§ **WHAT YOU WILL DO**: Lines before the one containing "Read out every word on this page." are excluded; reproduce that line and all lines after it in the entries below, exactly.

**********

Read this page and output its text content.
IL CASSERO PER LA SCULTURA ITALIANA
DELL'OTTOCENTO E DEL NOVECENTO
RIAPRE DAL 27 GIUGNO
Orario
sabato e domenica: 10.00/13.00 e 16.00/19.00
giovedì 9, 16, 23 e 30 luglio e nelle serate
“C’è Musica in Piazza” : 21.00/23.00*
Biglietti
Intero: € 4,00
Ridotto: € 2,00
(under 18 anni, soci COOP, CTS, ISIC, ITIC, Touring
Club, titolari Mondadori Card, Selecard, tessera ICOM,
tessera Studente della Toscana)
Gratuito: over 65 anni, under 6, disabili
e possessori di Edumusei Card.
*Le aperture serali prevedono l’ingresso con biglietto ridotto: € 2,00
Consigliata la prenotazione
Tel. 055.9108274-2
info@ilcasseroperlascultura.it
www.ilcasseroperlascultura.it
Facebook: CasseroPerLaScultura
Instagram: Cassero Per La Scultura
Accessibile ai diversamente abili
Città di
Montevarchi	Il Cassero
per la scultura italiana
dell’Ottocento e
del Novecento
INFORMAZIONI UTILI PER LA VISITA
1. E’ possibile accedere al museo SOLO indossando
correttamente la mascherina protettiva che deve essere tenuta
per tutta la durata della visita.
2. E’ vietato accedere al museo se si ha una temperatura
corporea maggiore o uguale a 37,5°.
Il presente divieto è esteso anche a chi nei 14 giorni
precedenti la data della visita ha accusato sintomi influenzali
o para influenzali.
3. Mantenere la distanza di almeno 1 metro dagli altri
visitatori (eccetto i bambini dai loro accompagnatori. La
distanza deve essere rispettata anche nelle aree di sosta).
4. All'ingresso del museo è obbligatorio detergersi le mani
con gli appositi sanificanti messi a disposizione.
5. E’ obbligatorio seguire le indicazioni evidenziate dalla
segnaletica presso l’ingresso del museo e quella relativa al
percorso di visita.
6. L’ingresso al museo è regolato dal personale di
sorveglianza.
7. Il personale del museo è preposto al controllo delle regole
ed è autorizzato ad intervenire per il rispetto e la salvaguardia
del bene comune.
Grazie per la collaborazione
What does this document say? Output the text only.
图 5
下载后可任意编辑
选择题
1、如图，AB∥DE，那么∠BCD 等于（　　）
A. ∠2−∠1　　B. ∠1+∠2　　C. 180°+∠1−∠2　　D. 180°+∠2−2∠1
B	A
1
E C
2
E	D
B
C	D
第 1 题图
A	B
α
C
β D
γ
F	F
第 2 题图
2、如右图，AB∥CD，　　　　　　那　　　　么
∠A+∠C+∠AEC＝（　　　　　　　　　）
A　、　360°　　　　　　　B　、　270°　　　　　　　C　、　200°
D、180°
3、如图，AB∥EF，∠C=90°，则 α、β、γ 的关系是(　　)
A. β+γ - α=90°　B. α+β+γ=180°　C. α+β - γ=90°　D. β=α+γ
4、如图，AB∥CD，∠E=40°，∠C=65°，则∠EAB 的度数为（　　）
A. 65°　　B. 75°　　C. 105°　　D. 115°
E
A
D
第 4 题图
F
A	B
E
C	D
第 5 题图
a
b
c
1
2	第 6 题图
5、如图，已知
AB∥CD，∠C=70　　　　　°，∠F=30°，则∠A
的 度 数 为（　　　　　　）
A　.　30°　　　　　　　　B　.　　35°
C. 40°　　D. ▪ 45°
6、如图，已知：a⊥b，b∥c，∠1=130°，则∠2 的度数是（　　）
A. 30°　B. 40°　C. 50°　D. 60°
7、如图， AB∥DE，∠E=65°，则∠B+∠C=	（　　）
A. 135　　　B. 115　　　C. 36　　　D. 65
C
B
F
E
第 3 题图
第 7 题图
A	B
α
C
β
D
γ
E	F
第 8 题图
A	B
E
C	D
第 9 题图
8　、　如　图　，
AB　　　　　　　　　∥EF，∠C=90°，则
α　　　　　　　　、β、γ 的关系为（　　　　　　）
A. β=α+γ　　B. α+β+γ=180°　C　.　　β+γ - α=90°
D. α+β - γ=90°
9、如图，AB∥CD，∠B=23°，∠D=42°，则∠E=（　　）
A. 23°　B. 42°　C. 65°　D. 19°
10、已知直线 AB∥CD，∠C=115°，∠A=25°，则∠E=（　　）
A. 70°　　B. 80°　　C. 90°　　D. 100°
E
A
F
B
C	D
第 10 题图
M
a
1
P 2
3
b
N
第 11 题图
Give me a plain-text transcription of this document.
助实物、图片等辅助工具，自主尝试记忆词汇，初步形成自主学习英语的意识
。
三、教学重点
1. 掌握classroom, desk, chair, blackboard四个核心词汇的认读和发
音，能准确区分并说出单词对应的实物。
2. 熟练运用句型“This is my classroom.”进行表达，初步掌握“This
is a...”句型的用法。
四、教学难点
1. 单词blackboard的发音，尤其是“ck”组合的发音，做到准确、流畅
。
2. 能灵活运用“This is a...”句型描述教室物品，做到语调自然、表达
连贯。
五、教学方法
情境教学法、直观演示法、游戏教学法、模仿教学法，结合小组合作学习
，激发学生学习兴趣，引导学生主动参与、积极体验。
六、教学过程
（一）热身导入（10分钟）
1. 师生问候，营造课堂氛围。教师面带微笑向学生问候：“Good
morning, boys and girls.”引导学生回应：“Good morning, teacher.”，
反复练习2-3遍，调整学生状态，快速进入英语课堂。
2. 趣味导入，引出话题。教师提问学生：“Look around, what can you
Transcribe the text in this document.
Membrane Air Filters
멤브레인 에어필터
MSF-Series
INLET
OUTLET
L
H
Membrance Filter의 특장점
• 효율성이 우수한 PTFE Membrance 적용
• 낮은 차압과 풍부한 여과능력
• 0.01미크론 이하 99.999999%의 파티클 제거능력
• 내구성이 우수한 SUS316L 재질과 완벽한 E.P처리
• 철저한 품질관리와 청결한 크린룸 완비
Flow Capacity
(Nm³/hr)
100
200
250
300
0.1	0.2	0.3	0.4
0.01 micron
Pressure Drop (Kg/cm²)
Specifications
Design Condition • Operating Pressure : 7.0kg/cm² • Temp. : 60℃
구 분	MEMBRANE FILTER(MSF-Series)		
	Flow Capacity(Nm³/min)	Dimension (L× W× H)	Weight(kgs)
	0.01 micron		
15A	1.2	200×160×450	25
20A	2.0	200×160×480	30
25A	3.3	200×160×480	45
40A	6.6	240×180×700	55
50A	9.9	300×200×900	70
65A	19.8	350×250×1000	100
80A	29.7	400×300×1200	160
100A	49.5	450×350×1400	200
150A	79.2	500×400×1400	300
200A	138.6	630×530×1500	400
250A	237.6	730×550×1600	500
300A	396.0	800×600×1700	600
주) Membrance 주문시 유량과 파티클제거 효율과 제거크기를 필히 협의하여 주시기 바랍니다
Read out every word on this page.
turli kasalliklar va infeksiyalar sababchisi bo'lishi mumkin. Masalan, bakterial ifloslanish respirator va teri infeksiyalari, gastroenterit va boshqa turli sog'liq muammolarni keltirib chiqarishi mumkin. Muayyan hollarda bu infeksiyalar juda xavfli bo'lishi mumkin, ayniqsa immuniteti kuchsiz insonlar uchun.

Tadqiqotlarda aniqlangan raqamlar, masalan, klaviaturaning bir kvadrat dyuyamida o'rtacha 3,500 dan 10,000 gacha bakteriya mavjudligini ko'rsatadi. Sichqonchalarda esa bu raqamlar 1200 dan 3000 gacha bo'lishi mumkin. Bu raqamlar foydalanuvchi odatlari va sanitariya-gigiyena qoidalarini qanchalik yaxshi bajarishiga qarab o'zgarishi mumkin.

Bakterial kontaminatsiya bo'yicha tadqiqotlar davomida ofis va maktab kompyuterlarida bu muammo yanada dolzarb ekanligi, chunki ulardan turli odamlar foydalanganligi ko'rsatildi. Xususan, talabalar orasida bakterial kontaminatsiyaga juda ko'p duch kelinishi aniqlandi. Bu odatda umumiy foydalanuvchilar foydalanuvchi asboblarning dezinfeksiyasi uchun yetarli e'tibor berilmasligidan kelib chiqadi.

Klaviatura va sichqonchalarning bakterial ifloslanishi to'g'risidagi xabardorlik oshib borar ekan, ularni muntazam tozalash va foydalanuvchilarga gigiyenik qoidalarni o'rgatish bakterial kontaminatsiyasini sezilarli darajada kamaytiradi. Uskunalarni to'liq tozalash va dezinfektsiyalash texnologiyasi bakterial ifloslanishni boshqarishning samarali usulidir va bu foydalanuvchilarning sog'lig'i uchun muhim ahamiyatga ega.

**********

§ **WRITTEN RESPONSE**:
Read out every word on this page.
turli kasalliklar va infeksiyalar sababchisi bo'lishi mumkin. Masalan, bakterial ifloslanish respirator va teri infeksiyalari, gastroenterit va boshqa turli sog'liq muammolarni keltirib chiqarishi mumkin. Muayyan hollarda bu infeksiyalar juda xavfli bo'lishi mumkin, ayniqsa immuniteti kuchsiz insonlar uchun.

Tadqiqotlarda aniqlangan raqamlar, masalan, klaviaturaning bir kvadrat dyuyamida o'rtacha 3,500 dan 10,000 gacha bakteriya mavjudligini ko'rsatadi. Sichqonchalarda esa bu raqamlar 1200 dan 3000 gacha bo'lishi mumkin. Bu raqamlar foydalanuvchi odatlari va sanitariya-gigiyena qoidalarini qanchalik yaxshi bajarishiga qarab o'zgarishi mumkin.

Bakterial kontaminatsiya bo'yicha tadqiqotlar davomida ofis va maktab kompyuterlarida bu muammo yanada dolzarb ekanligi, chunki ulardan turli odamlar foydalanganligi ko'rsatildi. Xususan, talabalar orasida bakterial kontaminatsiyaga juda ko'p duch kelinishi aniqlandi. Bu odatda umumiy foydalanuvchilar foydalanuvchi asboblarning dezinfeksiyasi uchun yetarli e'tibor berilmasligidan kelib chiqadi.

Klaviatura va sichqonchalarning bakterial ifloslanishi to'g'risidagi xabardorlik oshib borar ekan, ularni muntazam tozalash va foydalanuvchilarga gigiyenik qoidalarni o'rgatish bakterial kontaminatsiyasini sezilarli darajada kamaytiradi. Uskunalarni to'liq tozalash va dezinfektsiyalash texnologiyasi bakterial ifloslanishni boshqarishning samarali usulidir va bu foydalanuvchilarning sog'lig'i uchun muhim ahamiyatga ega.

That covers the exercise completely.